- **Set exercise**
Look for "video" in each line of the entries, and return the matching lines.

- **A run of records**
━━━━━━
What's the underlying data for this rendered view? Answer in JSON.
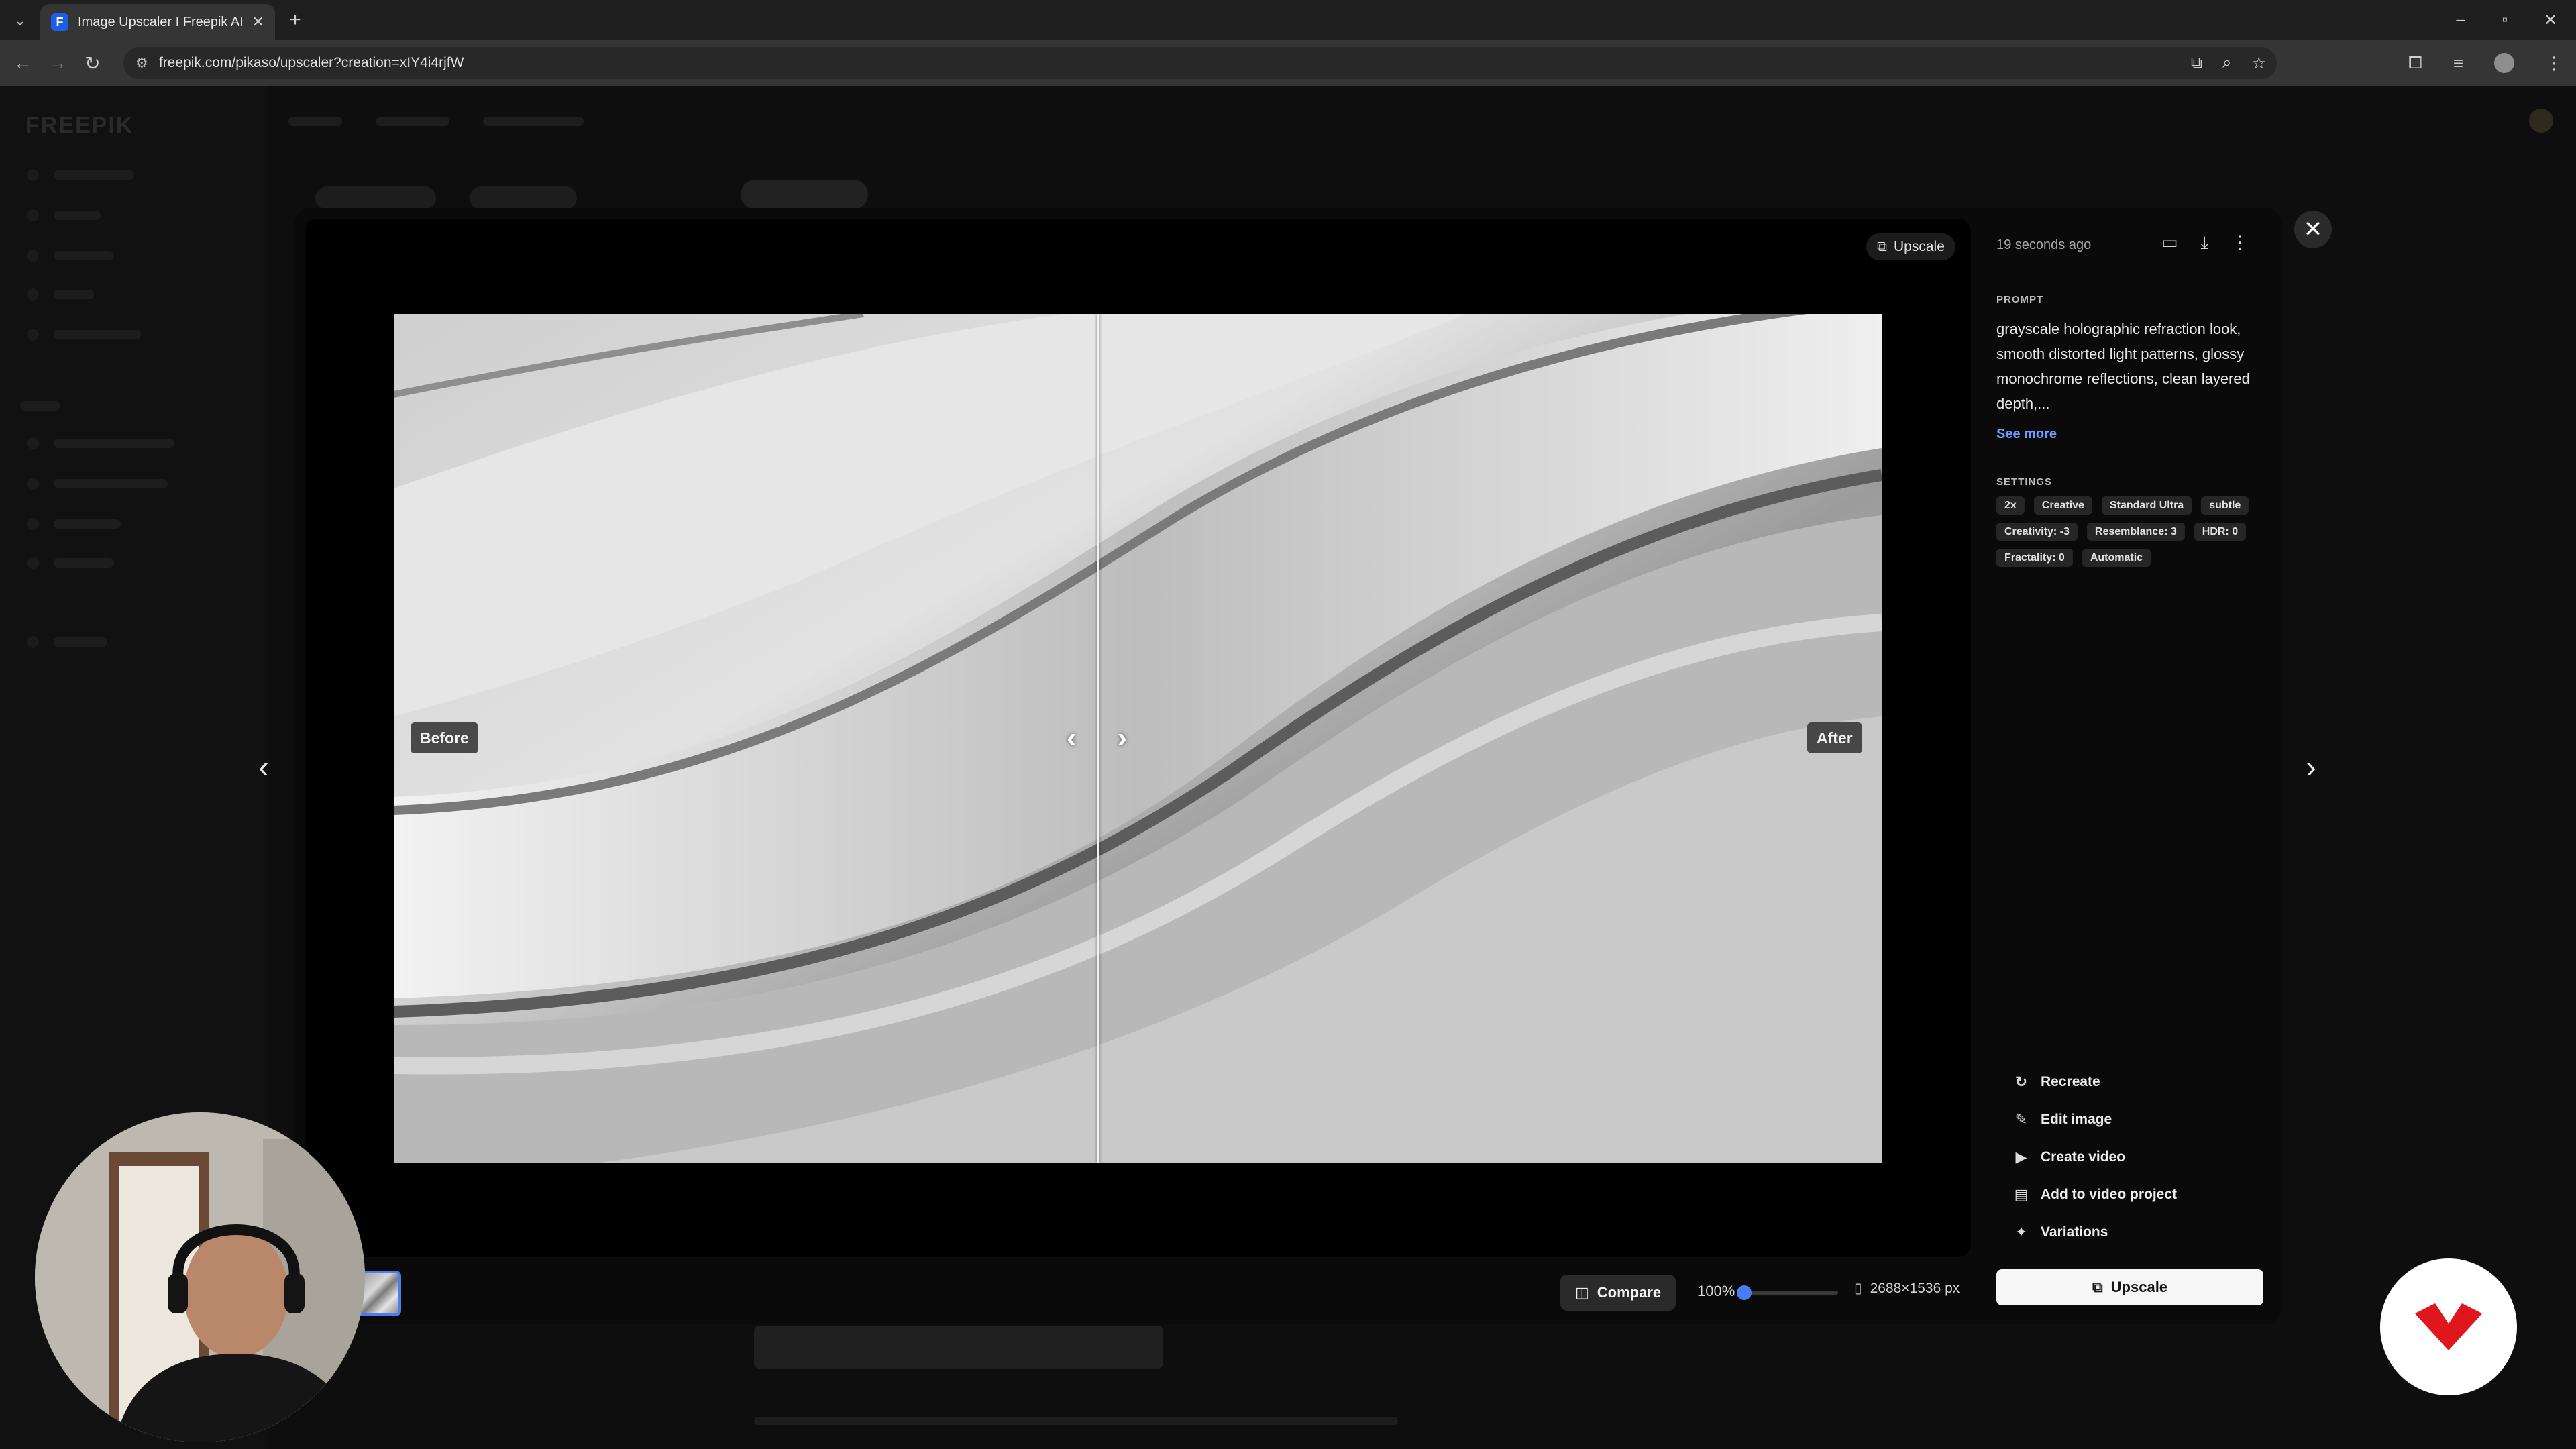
{
  "browser": {
    "tab_title": "Image Upscaler I Freepik AI",
    "tab_favicon": "F",
    "url": "freepik.com/pikaso/upscaler?creation=xIY4i4rjfW",
    "new_tab": "+",
    "window_controls": [
      "–",
      "▫",
      "✕"
    ]
  },
  "viewer": {
    "upscale_chip_label": "Upscale",
    "before_label": "Before",
    "after_label": "After",
    "image_colors": [
      "#8f8f8f",
      "#d9d9d9"
    ]
  },
  "bottom_bar": {
    "compare_label": "Compare",
    "zoom_label": "100%",
    "zoom_level": 0,
    "image_size": "2688×1536 px"
  },
  "panel": {
    "timestamp": "19 seconds ago",
    "prompt_title": "PROMPT",
    "prompt_text": "grayscale holographic refraction look, smooth distorted light patterns, glossy monochrome reflections, clean layered depth,...",
    "see_more": "See more",
    "settings_title": "SETTINGS",
    "settings": [
      "2x",
      "Creative",
      "Standard Ultra",
      "subtle",
      "Creativity: -3",
      "Resemblance: 3",
      "HDR: 0",
      "Fractality: 0",
      "Automatic"
    ],
    "actions": [
      {
        "label": "Recreate",
        "icon": "refresh-icon"
      },
      {
        "label": "Edit image",
        "icon": "edit-image-icon"
      },
      {
        "label": "Create video",
        "icon": "video-icon"
      },
      {
        "label": "Add to video project",
        "icon": "video-project-icon"
      },
      {
        "label": "Variations",
        "icon": "sparkle-icon"
      }
    ],
    "upscale_button": "Upscale"
  },
  "colors": {
    "accent": "#4b7cf2",
    "link": "#6e9bff",
    "brand_badge": "#e0161d"
  }
}
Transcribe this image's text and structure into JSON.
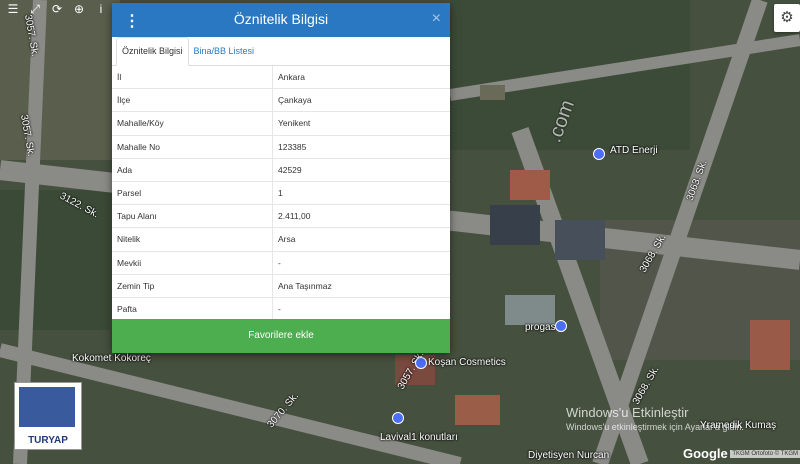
{
  "toolbar": {
    "icons": [
      "menu-icon",
      "expand-icon",
      "refresh-icon",
      "locate-icon",
      "info-icon"
    ],
    "glyphs": [
      "☰",
      "⤢",
      "⟳",
      "⊕",
      "i"
    ]
  },
  "settings_glyph": "⚙",
  "map": {
    "labels": [
      "3122. Sk.",
      "3057. Sk.",
      "3057. Sk.",
      "3063. Sk.",
      "3068. Sk.",
      "3068. Sk.",
      "3070. Sk.",
      "3057. Sk.",
      "ATD Enerji",
      "progas",
      "Koşan Cosmetics",
      "Kokomet Kokoreç",
      "Lavival1 konutları",
      "Diyetisyen Nurcan",
      "Yramedik Kumaş"
    ],
    "watermark_site": ".com"
  },
  "panel": {
    "title": "Öznitelik Bilgisi",
    "menu_glyph": "⋮",
    "close_glyph": "×",
    "tabs": [
      {
        "label": "Öznitelik Bilgisi",
        "active": true
      },
      {
        "label": "Bina/BB Listesi",
        "active": false
      }
    ],
    "rows": [
      {
        "key": "İl",
        "value": "Ankara"
      },
      {
        "key": "İlçe",
        "value": "Çankaya"
      },
      {
        "key": "Mahalle/Köy",
        "value": "Yenikent"
      },
      {
        "key": "Mahalle No",
        "value": "123385"
      },
      {
        "key": "Ada",
        "value": "42529"
      },
      {
        "key": "Parsel",
        "value": "1"
      },
      {
        "key": "Tapu Alanı",
        "value": "2.411,00"
      },
      {
        "key": "Nitelik",
        "value": "Arsa"
      },
      {
        "key": "Mevkii",
        "value": "-"
      },
      {
        "key": "Zemin Tip",
        "value": "Ana Taşınmaz"
      },
      {
        "key": "Pafta",
        "value": "-"
      }
    ],
    "favorite_button": "Favorilere ekle"
  },
  "logo": {
    "text": "TURYAP"
  },
  "windows_watermark": {
    "line1": "Windows'u Etkinleştir",
    "line2": "Windows'u etkinleştirmek için Ayarlar'a gidin."
  },
  "google": "Google",
  "attribution": "TKGM Ortofoto © TKGM"
}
━━━━━━
- **Result of this task**
        "label": "Create video",
        "icon": "video-icon"
        "label": "Add to video project",
        "icon": "video-project-icon"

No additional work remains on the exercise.